**Stated problem**
Find how many lines in the data below mention "more". Give the number only.

** begin Given information **

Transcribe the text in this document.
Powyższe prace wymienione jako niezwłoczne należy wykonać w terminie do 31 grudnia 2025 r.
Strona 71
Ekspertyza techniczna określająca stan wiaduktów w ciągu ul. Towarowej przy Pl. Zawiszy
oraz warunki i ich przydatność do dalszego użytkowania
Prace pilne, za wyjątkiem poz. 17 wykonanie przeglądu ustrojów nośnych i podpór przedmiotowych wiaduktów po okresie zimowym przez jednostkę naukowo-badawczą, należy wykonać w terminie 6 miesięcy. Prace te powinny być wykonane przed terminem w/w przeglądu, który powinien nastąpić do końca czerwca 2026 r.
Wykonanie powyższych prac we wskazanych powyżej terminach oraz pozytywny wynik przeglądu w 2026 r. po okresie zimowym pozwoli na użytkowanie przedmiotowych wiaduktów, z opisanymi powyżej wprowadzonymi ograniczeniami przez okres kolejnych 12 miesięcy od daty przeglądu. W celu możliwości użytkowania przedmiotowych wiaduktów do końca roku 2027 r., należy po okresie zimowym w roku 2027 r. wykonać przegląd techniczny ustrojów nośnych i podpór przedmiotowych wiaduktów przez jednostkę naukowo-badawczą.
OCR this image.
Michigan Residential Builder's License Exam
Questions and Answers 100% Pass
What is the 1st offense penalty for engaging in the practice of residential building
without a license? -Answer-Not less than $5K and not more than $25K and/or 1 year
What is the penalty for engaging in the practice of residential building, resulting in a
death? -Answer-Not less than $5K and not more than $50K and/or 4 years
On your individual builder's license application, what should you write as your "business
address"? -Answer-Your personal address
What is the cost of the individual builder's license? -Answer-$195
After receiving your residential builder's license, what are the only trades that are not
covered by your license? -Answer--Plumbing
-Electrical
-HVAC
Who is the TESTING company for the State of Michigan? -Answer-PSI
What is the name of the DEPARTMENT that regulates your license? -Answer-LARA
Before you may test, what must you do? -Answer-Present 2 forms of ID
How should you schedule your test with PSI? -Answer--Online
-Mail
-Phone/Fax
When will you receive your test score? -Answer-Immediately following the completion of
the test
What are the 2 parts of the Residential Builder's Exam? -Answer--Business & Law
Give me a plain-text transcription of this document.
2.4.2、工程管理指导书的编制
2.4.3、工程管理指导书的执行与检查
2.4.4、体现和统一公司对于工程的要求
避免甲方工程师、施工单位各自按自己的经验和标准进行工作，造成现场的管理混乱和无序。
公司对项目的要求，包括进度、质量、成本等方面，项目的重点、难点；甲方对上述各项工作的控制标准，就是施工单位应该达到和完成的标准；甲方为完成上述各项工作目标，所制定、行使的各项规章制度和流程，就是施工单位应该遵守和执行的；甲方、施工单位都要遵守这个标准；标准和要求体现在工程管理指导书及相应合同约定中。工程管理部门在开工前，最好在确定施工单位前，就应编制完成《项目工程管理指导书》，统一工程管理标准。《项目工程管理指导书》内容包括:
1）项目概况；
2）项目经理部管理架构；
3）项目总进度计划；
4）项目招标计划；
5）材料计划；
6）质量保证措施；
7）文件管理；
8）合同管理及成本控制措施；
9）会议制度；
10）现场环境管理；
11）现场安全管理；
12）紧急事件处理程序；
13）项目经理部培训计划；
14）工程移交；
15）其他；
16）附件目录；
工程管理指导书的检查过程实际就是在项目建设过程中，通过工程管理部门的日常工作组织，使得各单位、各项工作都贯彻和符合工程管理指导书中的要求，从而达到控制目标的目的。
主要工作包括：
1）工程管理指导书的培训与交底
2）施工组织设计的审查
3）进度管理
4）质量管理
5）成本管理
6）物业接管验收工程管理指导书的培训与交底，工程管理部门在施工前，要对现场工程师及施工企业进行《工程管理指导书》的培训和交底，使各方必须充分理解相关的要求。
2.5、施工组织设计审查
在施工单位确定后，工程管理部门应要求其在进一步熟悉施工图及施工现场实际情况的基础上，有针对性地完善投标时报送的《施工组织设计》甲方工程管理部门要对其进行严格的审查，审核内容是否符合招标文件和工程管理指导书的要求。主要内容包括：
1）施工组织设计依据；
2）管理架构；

** end Given information **

**The completed task**
2